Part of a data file

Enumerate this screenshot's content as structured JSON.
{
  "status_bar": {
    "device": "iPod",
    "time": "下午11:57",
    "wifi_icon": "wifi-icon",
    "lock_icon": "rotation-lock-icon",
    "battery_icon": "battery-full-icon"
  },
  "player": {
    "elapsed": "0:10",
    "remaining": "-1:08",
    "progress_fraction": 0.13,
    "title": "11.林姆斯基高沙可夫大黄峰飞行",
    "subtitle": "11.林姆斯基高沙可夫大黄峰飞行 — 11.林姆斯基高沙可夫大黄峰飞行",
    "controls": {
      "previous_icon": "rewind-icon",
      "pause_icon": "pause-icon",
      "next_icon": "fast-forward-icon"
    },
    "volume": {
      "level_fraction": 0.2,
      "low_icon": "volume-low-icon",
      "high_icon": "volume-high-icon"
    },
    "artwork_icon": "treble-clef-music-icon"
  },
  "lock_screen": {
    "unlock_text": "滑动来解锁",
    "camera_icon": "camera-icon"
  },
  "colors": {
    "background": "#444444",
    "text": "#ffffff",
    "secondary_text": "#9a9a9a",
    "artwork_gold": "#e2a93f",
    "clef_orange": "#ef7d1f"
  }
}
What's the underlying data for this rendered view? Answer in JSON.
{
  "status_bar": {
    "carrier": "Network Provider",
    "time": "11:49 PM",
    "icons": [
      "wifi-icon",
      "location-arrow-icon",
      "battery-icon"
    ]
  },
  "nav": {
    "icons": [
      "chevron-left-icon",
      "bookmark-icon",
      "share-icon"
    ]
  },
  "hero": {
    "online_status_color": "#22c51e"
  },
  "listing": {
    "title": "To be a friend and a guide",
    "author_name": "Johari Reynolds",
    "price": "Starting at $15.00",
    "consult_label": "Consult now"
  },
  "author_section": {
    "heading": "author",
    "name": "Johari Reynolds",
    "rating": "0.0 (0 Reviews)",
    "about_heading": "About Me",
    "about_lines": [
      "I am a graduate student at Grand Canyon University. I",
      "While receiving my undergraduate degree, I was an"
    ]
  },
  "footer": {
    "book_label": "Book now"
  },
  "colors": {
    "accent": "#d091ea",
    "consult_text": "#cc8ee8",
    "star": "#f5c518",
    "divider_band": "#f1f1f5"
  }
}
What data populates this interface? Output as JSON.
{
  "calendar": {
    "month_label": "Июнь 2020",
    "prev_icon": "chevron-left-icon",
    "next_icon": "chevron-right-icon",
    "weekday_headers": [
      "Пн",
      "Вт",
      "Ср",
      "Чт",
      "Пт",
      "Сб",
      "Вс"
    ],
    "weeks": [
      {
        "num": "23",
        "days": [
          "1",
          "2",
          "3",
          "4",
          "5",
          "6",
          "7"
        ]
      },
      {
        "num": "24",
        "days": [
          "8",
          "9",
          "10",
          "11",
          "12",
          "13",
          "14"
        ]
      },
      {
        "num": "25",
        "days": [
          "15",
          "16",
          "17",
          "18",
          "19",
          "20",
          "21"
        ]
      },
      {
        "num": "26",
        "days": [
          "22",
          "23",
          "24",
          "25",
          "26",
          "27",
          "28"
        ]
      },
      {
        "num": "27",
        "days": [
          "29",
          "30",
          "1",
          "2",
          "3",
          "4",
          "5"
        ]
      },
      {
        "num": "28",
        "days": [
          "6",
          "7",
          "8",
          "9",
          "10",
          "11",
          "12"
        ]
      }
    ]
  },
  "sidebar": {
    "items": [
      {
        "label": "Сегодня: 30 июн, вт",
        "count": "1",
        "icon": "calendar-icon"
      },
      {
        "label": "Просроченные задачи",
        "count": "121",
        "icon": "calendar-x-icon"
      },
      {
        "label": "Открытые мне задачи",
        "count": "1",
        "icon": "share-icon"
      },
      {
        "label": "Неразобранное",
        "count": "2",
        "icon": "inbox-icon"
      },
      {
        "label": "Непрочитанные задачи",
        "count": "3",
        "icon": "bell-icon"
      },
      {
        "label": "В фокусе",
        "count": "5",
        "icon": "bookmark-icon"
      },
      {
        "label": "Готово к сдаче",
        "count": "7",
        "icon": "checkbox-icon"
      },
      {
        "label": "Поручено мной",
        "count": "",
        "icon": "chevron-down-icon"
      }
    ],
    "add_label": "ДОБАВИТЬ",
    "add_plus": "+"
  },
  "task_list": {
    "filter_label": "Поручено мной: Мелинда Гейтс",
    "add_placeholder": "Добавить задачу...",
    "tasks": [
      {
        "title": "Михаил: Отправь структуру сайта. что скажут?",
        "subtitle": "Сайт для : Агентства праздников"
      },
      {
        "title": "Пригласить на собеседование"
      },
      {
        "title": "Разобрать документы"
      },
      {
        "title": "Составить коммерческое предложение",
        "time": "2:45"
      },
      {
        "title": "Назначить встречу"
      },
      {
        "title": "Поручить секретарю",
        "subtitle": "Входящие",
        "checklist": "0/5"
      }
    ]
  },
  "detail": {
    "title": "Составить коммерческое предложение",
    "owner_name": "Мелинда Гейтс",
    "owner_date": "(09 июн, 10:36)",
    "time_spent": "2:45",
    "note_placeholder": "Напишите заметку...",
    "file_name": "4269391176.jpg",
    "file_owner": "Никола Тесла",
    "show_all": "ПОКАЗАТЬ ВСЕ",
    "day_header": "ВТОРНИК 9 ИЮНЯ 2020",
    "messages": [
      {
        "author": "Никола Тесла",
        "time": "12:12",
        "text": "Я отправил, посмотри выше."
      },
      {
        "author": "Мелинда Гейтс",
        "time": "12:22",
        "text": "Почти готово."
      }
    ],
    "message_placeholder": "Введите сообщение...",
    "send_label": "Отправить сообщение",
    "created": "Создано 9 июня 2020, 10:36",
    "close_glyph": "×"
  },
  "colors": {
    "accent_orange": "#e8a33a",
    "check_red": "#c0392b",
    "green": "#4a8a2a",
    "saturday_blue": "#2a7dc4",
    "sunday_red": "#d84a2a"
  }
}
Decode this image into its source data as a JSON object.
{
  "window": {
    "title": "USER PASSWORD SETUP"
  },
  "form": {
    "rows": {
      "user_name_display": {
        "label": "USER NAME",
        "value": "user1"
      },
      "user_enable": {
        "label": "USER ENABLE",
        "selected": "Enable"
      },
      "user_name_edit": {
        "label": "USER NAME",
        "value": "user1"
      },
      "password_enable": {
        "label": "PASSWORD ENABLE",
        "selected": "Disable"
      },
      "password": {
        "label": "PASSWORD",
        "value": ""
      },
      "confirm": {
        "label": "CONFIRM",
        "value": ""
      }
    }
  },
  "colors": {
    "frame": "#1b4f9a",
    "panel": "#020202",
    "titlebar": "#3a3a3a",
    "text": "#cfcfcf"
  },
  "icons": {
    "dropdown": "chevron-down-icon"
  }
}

▶ _What is expected_
Reproduce each record shown above without altering a single word.

▶ _Full answer_
Enumerate this screenshot's content as structured JSON.
{
  "status_bar": {
    "device": "iPod",
    "time": "下午11:57",
    "wifi_icon": "wifi-icon",
    "lock_icon": "rotation-lock-icon",
    "battery_icon": "battery-full-icon"
  },
  "player": {
    "elapsed": "0:10",
    "remaining": "-1:08",
    "progress_fraction": 0.13,
    "title": "11.林姆斯基高沙可夫大黄峰飞行",
    "subtitle": "11.林姆斯基高沙可夫大黄峰飞行 — 11.林姆斯基高沙可夫大黄峰飞行",
    "controls": {
      "previous_icon": "rewind-icon",
      "pause_icon": "pause-icon",
      "next_icon": "fast-forward-icon"
    },
    "volume": {
      "level_fraction": 0.2,
      "low_icon": "volume-low-icon",
      "high_icon": "volume-high-icon"
    },
    "artwork_icon": "treble-clef-music-icon"
  },
  "lock_screen": {
    "unlock_text": "滑动来解锁",
    "camera_icon": "camera-icon"
  },
  "colors": {
    "background": "#444444",
    "text": "#ffffff",
    "secondary_text": "#9a9a9a",
    "artwork_gold": "#e2a93f",
    "clef_orange": "#ef7d1f"
  }
}
What's the underlying data for this rendered view? Answer in JSON.
{
  "status_bar": {
    "carrier": "Network Provider",
    "time": "11:49 PM",
    "icons": [
      "wifi-icon",
      "location-arrow-icon",
      "battery-icon"
    ]
  },
  "nav": {
    "icons": [
      "chevron-left-icon",
      "bookmark-icon",
      "share-icon"
    ]
  },
  "hero": {
    "online_status_color": "#22c51e"
  },
  "listing": {
    "title": "To be a friend and a guide",
    "author_name": "Johari Reynolds",
    "price": "Starting at $15.00",
    "consult_label": "Consult now"
  },
  "author_section": {
    "heading": "author",
    "name": "Johari Reynolds",
    "rating": "0.0 (0 Reviews)",
    "about_heading": "About Me",
    "about_lines": [
      "I am a graduate student at Grand Canyon University. I",
      "While receiving my undergraduate degree, I was an"
    ]
  },
  "footer": {
    "book_label": "Book now"
  },
  "colors": {
    "accent": "#d091ea",
    "consult_text": "#cc8ee8",
    "star": "#f5c518",
    "divider_band": "#f1f1f5"
  }
}
What data populates this interface? Output as JSON.
{
  "calendar": {
    "month_label": "Июнь 2020",
    "prev_icon": "chevron-left-icon",
    "next_icon": "chevron-right-icon",
    "weekday_headers": [
      "Пн",
      "Вт",
      "Ср",
      "Чт",
      "Пт",
      "Сб",
      "Вс"
    ],
    "weeks": [
      {
        "num": "23",
        "days": [
          "1",
          "2",
          "3",
          "4",
          "5",
          "6",
          "7"
        ]
      },
      {
        "num": "24",
        "days": [
          "8",
          "9",
          "10",
          "11",
          "12",
          "13",
          "14"
        ]
      },
      {
        "num": "25",
        "days": [
          "15",
          "16",
          "17",
          "18",
          "19",
          "20",
          "21"
        ]
      },
      {
        "num": "26",
        "days": [
          "22",
          "23",
          "24",
          "25",
          "26",
          "27",
          "28"
        ]
      },
      {
        "num": "27",
        "days": [
          "29",
          "30",
          "1",
          "2",
          "3",
          "4",
          "5"
        ]
      },
      {
        "num": "28",
        "days": [
          "6",
          "7",
          "8",
          "9",
          "10",
          "11",
          "12"
        ]
      }
    ]
  },
  "sidebar": {
    "items": [
      {
        "label": "Сегодня: 30 июн, вт",
        "count": "1",
        "icon": "calendar-icon"
      },
      {
        "label": "Просроченные задачи",
        "count": "121",
        "icon": "calendar-x-icon"
      },
      {
        "label": "Открытые мне задачи",
        "count": "1",
        "icon": "share-icon"
      },
      {
        "label": "Неразобранное",
        "count": "2",
        "icon": "inbox-icon"
      },
      {
        "label": "Непрочитанные задачи",
        "count": "3",
        "icon": "bell-icon"
      },
      {
        "label": "В фокусе",
        "count": "5",
        "icon": "bookmark-icon"
      },
      {
        "label": "Готово к сдаче",
        "count": "7",
        "icon": "checkbox-icon"
      },
      {
        "label": "Поручено мной",
        "count": "",
        "icon": "chevron-down-icon"
      }
    ],
    "add_label": "ДОБАВИТЬ",
    "add_plus": "+"
  },
  "task_list": {
    "filter_label": "Поручено мной: Мелинда Гейтс",
    "add_placeholder": "Добавить задачу...",
    "tasks": [
      {
        "title": "Михаил: Отправь структуру сайта. что скажут?",
        "subtitle": "Сайт для : Агентства праздников"
      },
      {
        "title": "Пригласить на собеседование"
      },
      {
        "title": "Разобрать документы"
      },
      {
        "title": "Составить коммерческое предложение",
        "time": "2:45"
      },
      {
        "title": "Назначить встречу"
      },
      {
        "title": "Поручить секретарю",
        "subtitle": "Входящие",
        "checklist": "0/5"
      }
    ]
  },
  "detail": {
    "title": "Составить коммерческое предложение",
    "owner_name": "Мелинда Гейтс",
    "owner_date": "(09 июн, 10:36)",
    "time_spent": "2:45",
    "note_placeholder": "Напишите заметку...",
    "file_name": "4269391176.jpg",
    "file_owner": "Никола Тесла",
    "show_all": "ПОКАЗАТЬ ВСЕ",
    "day_header": "ВТОРНИК 9 ИЮНЯ 2020",
    "messages": [
      {
        "author": "Никола Тесла",
        "time": "12:12",
        "text": "Я отправил, посмотри выше."
      },
      {
        "author": "Мелинда Гейтс",
        "time": "12:22",
        "text": "Почти готово."
      }
    ],
    "message_placeholder": "Введите сообщение...",
    "send_label": "Отправить сообщение",
    "created": "Создано 9 июня 2020, 10:36",
    "close_glyph": "×"
  },
  "colors": {
    "accent_orange": "#e8a33a",
    "check_red": "#c0392b",
    "green": "#4a8a2a",
    "saturday_blue": "#2a7dc4",
    "sunday_red": "#d84a2a"
  }
}
Decode this image into its source data as a JSON object.
{
  "window": {
    "title": "USER PASSWORD SETUP"
  },
  "form": {
    "rows": {
      "user_name_display": {
        "label": "USER NAME",
        "value": "user1"
      },
      "user_enable": {
        "label": "USER ENABLE",
        "selected": "Enable"
      },
      "user_name_edit": {
        "label": "USER NAME",
        "value": "user1"
      },
      "password_enable": {
        "label": "PASSWORD ENABLE",
        "selected": "Disable"
      },
      "password": {
        "label": "PASSWORD",
        "value": ""
      },
      "confirm": {
        "label": "CONFIRM",
        "value": ""
      }
    }
  },
  "colors": {
    "frame": "#1b4f9a",
    "panel": "#020202",
    "titlebar": "#3a3a3a",
    "text": "#cfcfcf"
  },
  "icons": {
    "dropdown": "chevron-down-icon"
  }
}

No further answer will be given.